> **Excerpted text**:
Pure design by committee tends to come up with some very, very watered down results.
However, we should certainly make sure to be nice and polite to each other, and work constructively with each other.
I'm going to wait on designing the raid on the fishing town till the fishing town has a solid layout and a map or whatnot. I've definitely got some ideas mulling about. Some bandit archers up on a vantage point over-looking the town while the main bandit force go in for a ransom. I think I want the bandit leader to be mounted on something, I'll have to look up the rules for mounts.
I think a key part of the encounter will be having the bandits not know that the players are in the city, giving the players a chance to be sneaky and ambush the ambushing bandits.
So Inquisitor, lets collaborate on the village a bit. You can give me some sketchy encounter ideas and i will create the victims. Its tricky for the village because most NPC interaction will be part of an encounter with bandits.
I am assuming that the encounter creator (Inquisitor) will be making the bad guys, I will focus on people who won't be getting killed by the PCs.
I don't want to tread on your role too much but here are a couple ideas for your consideration. I am assuming the bandits actually attack the village, otherwise this will be allot easier for me ;-)
The village
Rescue: a young woman holding a few bandits at bay with a quarterstaff.
Rescue, a couple of young children hiding(by the pier?) from bandits
Rescue: A woman is separeted from her family (bandits at the house) and pleads for help after seeing how badass the PC's are.
Reinforcements: If the PC's get in trouble, some villagers (inspired by the heroes) might step in to help with their slings?
aftermath: Thankful villagers, fresh fish, next steps.
aftermath: discussion with the Wise woman, she can heal the characters, help them if they are stuck with clues, maybe offer to help them in the future. She could help move the story along if the PC's miss a history check or some such.
Gimme a sec to figure out what the enemy party is going to be made of, how many and what classes etc. Then I think we can apply that to some more concrete scenarios.
Fillet knives and harpoons.
Any fight scene near water is improved by spear guns.
What would do you guys think would be a good minion to convert into bandits for this encounter. Goblin cutters, perhaps?
You could use the Human Rabble, Human Bandits, and Halfling slingers. All look to be fairly suited for low-level banditry.
The rabble seem a little disorganized in my mind for the bandits running this mining operation, the other two are solid choices, and halfling stouts might make a decent choice for the minions in the encounter actually.
I'm trying to give the bandits a good racial mix to keep things interesting.
Human Guard, level 3 solider, 150 exp. - Bandit Leader, the head honcho.
Dwarf Bolter, level 2 artillery, 125 exp. - Positioned in some perch over looking the town. Is probably keeping the citizenry pinned down or keeping the players from advancing up a certain path easily. I'll manually down-level him from level 4 to level 2.
Human Bandit, level 2 skirmisher, 125 exp. - Probably off by himself trying to do something terrible to one of the lady folk of the town.
Halfling Slinger, level 1 artillery, 100exp. - He'll most likely be with the human rabble, doing the proper looting and pillaging. Cowardly, will try to use his allies as shields so he can keep slinging or get up on a roof and sling from there.
Four Human Rabble, level 2 minion, 31exp each for 124exp total. - Pillaging with the Slinger.

> **The request**: Please say whether each statement agrees with the bandit raid discussion, answering yes or no and quoting the deciding words: (a) The Dwarf Bolter will be lowered from level 4 to level 2. (b) The Halfling Slinger is brave and will shield his allies. (c) The four Human Rabble are worth 124 exp together. The saved data entries that come next are separate from the bandit raid discussion.

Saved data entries

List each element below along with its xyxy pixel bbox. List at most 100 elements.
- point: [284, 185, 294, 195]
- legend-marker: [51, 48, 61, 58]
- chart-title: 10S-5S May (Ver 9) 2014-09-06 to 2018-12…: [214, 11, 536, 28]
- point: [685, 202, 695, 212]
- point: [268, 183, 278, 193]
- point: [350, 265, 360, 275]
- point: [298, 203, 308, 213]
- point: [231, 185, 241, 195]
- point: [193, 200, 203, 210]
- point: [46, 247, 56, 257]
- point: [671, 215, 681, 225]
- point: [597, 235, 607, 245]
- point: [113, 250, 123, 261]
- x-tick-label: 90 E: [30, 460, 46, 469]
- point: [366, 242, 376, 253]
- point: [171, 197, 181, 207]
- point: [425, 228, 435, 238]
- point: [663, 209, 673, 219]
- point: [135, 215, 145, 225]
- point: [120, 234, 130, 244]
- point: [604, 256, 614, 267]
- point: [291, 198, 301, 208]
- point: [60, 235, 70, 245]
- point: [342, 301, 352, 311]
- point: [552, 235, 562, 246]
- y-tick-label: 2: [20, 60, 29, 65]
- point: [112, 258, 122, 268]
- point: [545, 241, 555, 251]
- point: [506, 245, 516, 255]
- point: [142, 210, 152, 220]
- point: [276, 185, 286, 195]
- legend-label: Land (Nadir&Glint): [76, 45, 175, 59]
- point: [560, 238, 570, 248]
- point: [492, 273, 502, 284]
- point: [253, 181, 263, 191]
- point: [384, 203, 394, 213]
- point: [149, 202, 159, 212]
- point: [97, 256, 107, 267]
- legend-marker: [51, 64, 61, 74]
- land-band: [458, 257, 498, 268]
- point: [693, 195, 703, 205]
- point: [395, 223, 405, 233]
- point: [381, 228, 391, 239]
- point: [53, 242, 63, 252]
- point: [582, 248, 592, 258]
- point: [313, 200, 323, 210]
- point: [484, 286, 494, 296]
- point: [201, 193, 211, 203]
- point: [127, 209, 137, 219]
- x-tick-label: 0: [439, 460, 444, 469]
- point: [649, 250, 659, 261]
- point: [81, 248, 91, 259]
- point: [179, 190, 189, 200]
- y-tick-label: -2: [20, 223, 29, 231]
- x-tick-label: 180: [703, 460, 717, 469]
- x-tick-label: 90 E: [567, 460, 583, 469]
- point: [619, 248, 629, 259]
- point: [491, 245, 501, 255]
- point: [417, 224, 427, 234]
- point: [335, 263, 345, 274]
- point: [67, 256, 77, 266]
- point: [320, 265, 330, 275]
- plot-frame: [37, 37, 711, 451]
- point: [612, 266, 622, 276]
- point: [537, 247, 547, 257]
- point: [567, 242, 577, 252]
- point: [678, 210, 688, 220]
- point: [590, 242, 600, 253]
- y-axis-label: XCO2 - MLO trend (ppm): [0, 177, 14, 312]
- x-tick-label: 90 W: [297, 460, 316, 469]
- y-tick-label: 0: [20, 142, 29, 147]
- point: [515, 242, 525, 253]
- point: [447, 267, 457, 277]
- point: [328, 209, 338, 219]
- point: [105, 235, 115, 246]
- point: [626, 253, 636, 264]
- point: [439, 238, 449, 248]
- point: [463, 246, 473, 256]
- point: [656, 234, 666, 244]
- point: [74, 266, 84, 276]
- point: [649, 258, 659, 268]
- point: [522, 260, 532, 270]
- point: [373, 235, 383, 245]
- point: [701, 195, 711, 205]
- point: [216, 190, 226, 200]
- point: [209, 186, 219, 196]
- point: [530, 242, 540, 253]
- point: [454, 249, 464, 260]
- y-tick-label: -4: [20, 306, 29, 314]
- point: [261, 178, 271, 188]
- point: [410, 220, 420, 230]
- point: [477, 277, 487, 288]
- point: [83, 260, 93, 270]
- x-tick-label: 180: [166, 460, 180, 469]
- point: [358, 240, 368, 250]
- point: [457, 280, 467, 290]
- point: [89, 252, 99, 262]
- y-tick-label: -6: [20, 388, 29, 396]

> **Answer to this problem**:
(a) Yes: "I'll manually down-level him from level 4 to level 2."
(b) No: "Cowardly, will try to use his allies as shields so he can keep slinging"
(c) Yes: "31exp each for 124exp total."